PROBLEM A =>
In the records, copy out the lines verbatim, beginning at the line containing "radio-icon — [499, 186, 506, 193]" and ending at the line containing "watermark-select[interactable]: [none]▾ —", both included.
PROBLEM B =>
Carry on the Kafka Producer tutorial from the point where it stops.

SOURCE DOCUMENT =>
Kafka Producer in Scala

December 30, 2022January 29, 2019 by Todd M

Kafka Producers are one of the options to publish data events (messages) to Kafka topics. Kafka Producers are custom coded in a variety of languages through the use of Kafka client libraries. The Kafka Producer API allows messages to be sent to Kafka topics asynchronously, so they are built for speed, but also Kafka Producers have the ability to process receipt acknowledgments from the Kafka cluster, so they can be as safe as you desire as well.

For a refresher on this, please see What is Kafka?

Objective

In this Kafka Producer tutorial, let’s examine a Kafka Producer example and highlight some of the key features and customization options. It assumes the reader is already familiar with Kafka architectural components such as Producers, Consumers, and Topics. For a list of other Kafka resources, see Kafka Tutorials page.

On the surface, the idea behind a Kafka Producer is simple. Send messages to topics. In Kafka Producer example in this tutorial, we’re going with an easy example of sending to a topic with a single partition. However, in larger environments, the dynamics of optimized Kafka Producer performance changes. For example, in production deployments, we will want to experiment and test different batch sizes, compression and possibly even custom partitioners. Factors which will affect these tests and experiments include the configured replication factor of the topic(s) in question. We’ll touch upon some of these options and design decisions throughout this tutorial.

Kafka Producer Example Screencast

Before we begin analysis of the Kafka Producer example client source code, let’s show how to run the example in the following screencast

Outside of running and debugging in IntelliJ, we also use the `kafka-console-consumer` command-line tool to inspect messages being sent to the topic in a few different ways including

./bin/kafka-console-consumer --bootstrap-server localhost:9092 --topic example-topic

and

./bin/kafka-console-consumer --bootstrap-server localhost:9092 --topic example-topic --property print.key=true --property key.separator=:: --from-beginning

Source Code

Developing Kafka Producers is similar to developing Kafka Consumers by which a Kafka client library is made available to your source code project. As we saw in the Kafka Consumer tutorial, if you are using a build tool like SBT or Maven, it’s just a matter of adding the library as a dependency, for example

val kafka = "0.10.2.1"
libraryDependencies += "org.apache.kafka" % "kafka-clients" % kafka

Let’s start by looking at some of the option Kafka Producer configuration options that are commented out by default.

p.put(ProducerConfig.ACKS_CONFIG, "all")
p.put(ProducerConfig.RETRIES_CONFIG, 0)
p.put(ProducerConfig.BATCH_SIZE_CONFIG, 16384)
p.put(ProducerConfig.LINGER_MS_CONFIG, 1)
p.put(ProducerConfig.RETRIES_CONFIG, "TODO")
p.put(ProducerConfig.BUFFER_MEMORY_CONFIG, 33554432)

As we saw in the above screencast, these variables are instances of `static final String` and are provided for conveniently setting the underlying configuration key. For example, `ACKS_CONFIG` default setting in the underlying Java code is:

public static final String ACKS_CONFIG = "acks";

As a Kafka developer, administrator, or architect, you have options on how to design the desired performance characteristics of your Kafka Producer. These Kafka Producer configuration options are your first stop for tuning for both speed and safety. (Note: we’re not going to cover all the configuration options; just the ones in this example.)

DATA TO USE =>

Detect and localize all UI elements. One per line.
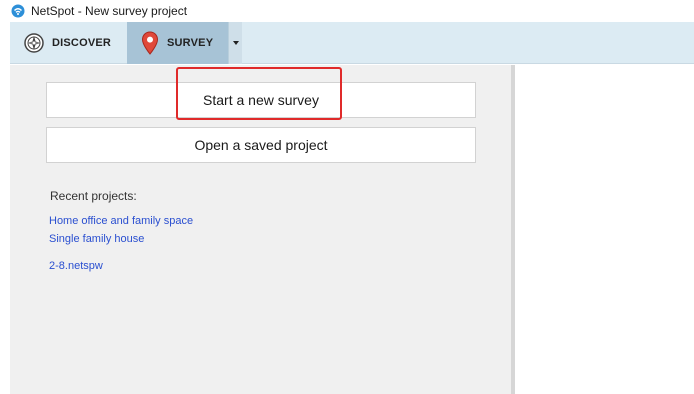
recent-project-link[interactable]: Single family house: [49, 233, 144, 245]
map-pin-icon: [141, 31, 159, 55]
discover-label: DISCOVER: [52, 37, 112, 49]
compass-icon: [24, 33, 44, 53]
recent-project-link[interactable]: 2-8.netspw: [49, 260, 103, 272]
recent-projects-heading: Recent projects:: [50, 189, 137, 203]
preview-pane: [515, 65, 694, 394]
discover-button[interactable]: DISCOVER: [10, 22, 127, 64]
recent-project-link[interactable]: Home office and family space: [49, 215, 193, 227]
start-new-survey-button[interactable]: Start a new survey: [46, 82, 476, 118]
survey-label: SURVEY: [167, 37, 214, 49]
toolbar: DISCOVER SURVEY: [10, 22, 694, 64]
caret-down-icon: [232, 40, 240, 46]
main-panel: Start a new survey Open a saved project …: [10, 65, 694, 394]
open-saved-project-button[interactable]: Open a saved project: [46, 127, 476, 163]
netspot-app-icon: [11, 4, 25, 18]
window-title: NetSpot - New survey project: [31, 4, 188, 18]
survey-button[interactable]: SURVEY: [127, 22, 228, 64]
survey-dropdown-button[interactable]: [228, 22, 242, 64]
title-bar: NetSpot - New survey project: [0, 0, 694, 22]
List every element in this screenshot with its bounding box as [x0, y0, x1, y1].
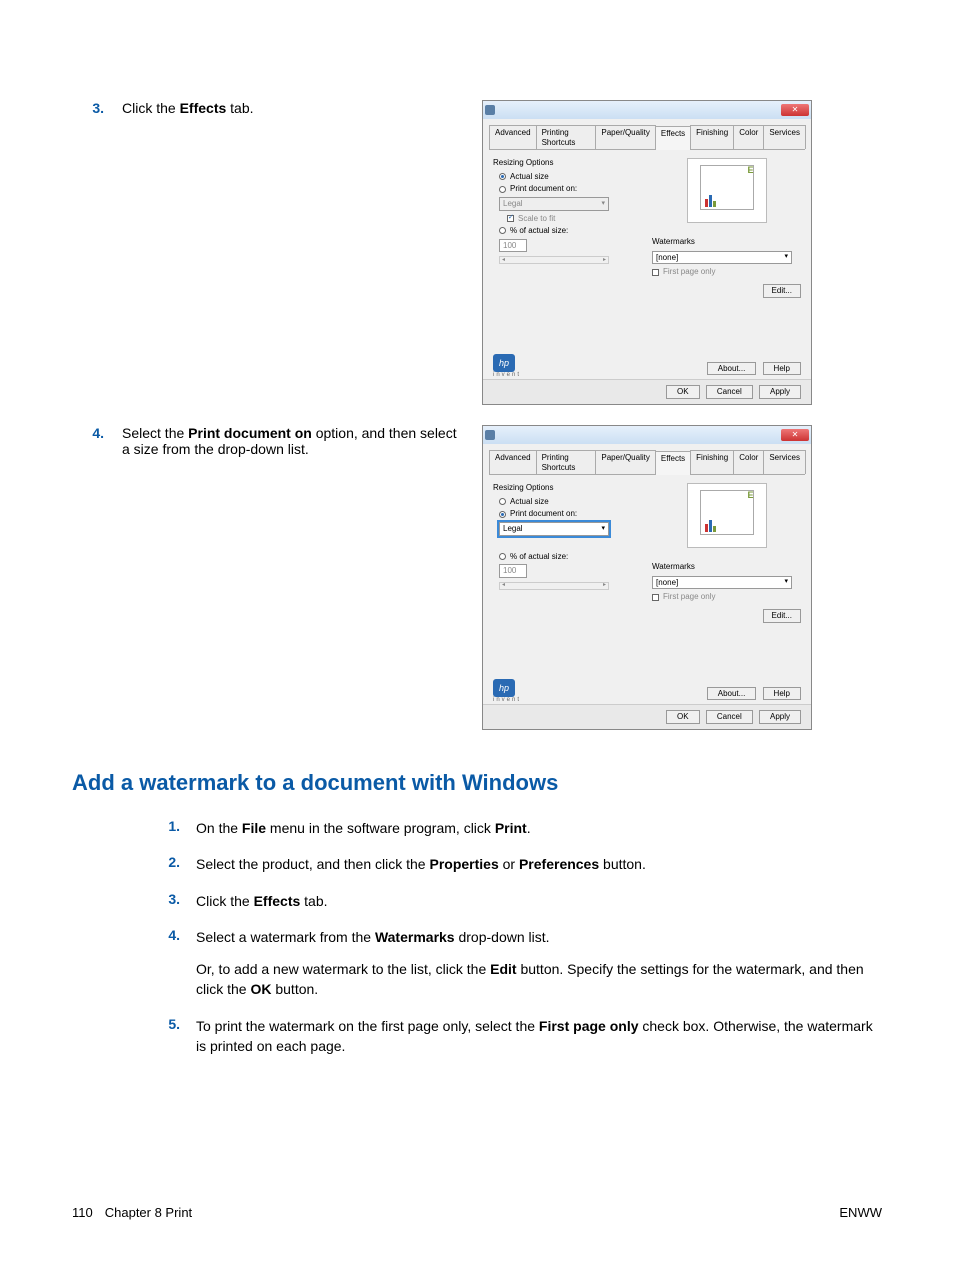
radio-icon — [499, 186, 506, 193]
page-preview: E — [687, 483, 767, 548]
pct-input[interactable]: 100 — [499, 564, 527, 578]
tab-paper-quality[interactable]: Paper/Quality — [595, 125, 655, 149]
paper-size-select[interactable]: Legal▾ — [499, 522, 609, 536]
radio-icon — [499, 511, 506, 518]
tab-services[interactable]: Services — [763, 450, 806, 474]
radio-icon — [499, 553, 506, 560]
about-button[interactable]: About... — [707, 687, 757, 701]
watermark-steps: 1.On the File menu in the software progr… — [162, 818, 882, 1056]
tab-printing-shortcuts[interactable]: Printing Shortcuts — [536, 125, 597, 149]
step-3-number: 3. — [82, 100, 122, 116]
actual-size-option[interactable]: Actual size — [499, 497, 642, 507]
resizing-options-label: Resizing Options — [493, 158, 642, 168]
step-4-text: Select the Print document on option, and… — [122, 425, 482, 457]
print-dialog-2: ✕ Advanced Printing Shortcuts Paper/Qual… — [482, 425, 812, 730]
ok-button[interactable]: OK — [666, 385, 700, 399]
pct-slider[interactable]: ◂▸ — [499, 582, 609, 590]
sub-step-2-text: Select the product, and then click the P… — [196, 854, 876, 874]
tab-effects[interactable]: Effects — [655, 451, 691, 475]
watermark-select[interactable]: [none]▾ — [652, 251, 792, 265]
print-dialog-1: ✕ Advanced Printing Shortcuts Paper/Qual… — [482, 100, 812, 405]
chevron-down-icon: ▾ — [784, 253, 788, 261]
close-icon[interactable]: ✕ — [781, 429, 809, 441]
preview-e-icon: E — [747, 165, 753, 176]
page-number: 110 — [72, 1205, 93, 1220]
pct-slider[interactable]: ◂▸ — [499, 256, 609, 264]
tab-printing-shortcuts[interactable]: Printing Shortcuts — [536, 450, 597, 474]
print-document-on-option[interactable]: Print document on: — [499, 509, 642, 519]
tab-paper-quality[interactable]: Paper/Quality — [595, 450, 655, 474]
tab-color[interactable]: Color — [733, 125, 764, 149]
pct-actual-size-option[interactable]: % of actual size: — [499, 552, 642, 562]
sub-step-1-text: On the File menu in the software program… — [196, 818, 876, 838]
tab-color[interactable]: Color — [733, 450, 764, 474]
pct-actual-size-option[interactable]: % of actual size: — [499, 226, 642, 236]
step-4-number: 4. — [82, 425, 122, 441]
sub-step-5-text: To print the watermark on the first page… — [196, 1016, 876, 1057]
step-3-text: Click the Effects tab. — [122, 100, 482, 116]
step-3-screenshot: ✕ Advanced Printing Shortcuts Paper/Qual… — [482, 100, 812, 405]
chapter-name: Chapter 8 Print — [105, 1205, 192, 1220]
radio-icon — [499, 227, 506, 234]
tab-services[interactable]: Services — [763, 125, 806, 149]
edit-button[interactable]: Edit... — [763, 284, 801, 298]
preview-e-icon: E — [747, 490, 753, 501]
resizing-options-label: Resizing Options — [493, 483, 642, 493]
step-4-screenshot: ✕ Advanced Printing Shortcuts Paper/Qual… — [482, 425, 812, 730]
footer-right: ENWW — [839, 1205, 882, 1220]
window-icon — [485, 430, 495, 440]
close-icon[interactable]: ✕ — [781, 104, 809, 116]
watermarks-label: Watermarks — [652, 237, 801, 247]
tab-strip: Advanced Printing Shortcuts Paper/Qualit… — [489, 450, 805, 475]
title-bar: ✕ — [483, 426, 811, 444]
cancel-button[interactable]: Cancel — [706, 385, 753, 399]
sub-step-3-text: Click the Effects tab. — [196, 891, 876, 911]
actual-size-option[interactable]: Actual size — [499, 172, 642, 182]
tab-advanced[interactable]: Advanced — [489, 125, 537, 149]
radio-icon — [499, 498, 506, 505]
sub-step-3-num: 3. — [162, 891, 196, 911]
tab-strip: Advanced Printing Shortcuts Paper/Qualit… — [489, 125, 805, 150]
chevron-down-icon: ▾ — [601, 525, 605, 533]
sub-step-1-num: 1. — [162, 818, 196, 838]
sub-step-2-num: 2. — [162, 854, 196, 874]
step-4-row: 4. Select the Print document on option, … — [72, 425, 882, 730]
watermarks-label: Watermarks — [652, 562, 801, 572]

EXERCISE RESULT A =>
radio-icon — [499, 186, 506, 193]
page-preview: E — [687, 483, 767, 548]
pct-input[interactable]: 100 — [499, 564, 527, 578]
tab-paper-quality[interactable]: Paper/Quality — [595, 125, 655, 149]
paper-size-select[interactable]: Legal▾ — [499, 522, 609, 536]
radio-icon — [499, 511, 506, 518]
tab-services[interactable]: Services — [763, 450, 806, 474]
radio-icon — [499, 553, 506, 560]
about-button[interactable]: About... — [707, 687, 757, 701]
watermark-steps: 1.On the File menu in the software progr… — [162, 818, 882, 1056]
tab-printing-shortcuts[interactable]: Printing Shortcuts — [536, 125, 597, 149]
step-3-number: 3. — [82, 100, 122, 116]
actual-size-option[interactable]: Actual size — [499, 497, 642, 507]
resizing-options-label: Resizing Options — [493, 158, 642, 168]
step-4-text: Select the Print document on option, and… — [122, 425, 482, 457]
print-dialog-2: ✕ Advanced Printing Shortcuts Paper/Qual… — [482, 425, 812, 730]
ok-button[interactable]: OK — [666, 385, 700, 399]
pct-slider[interactable]: ◂▸ — [499, 582, 609, 590]
sub-step-2-text: Select the product, and then click the P… — [196, 854, 876, 874]
tab-effects[interactable]: Effects — [655, 451, 691, 475]
watermark-select[interactable]: [none]▾ — [652, 251, 792, 265]

EXERCISE RESULT B =>
See also Python Kafka in Two Minutes. Maybe Less.

Kafka Producer `ack` configuration

`ack` specifies the number of replicas which need to respond in order to consider the message as committed. Recall each topic in a Kafka cluster has a designated leader and possibly a set of replicas among the brokers. All writes to a particular partition must go the topic partition leader. Then, replicas fetch from this leader in order to keep in sync. With the `ack` setting, the partition leader can wait until the configured amount of replicas have synched before sending a committed response back to the Producer.

Kafka Producer `ack` configuration gives the producer developer control over message durability safety at the cost of throughput.

The strongest durability guarantee is setting `acks` to `all` as shown in the commented out code. With this `ack` setting, it guarantees the partition leader accepted the write request, but also, it was successfully synchronized to all the replicas. Other options for `ack` includes 0 and 1. The default setting is 1.

Kafka Producer Batch Size Configuration

Kafka Producers may attempt to collect messages into batches before sending to leaders in an attempt to improve throughput. Use batch.size (or `BATCH_SIZE_CONFIG` as seen in this example. Remember it’s a convenience mapping) to control the max size in bytes of each message batch. You can use `linger.ms` to give more time for batches to fill.

You may be wondering, how do batch transmission and topic partitioning co-exist?

Producers maintain buffers (batches) of unsent records for each partition according to the `batch.size` setting. Increasing the value will result in more batching at the cost of requiring more memory.

Kafka Producer Compression

As described in the previous section, if the Kafka Producer is transmitting a batch of messages, is there an option to compress the batch payload? Yes, with `compression.type` setting. The default is `none` but may be set to `gzip`, `snappy`, or `lz4`.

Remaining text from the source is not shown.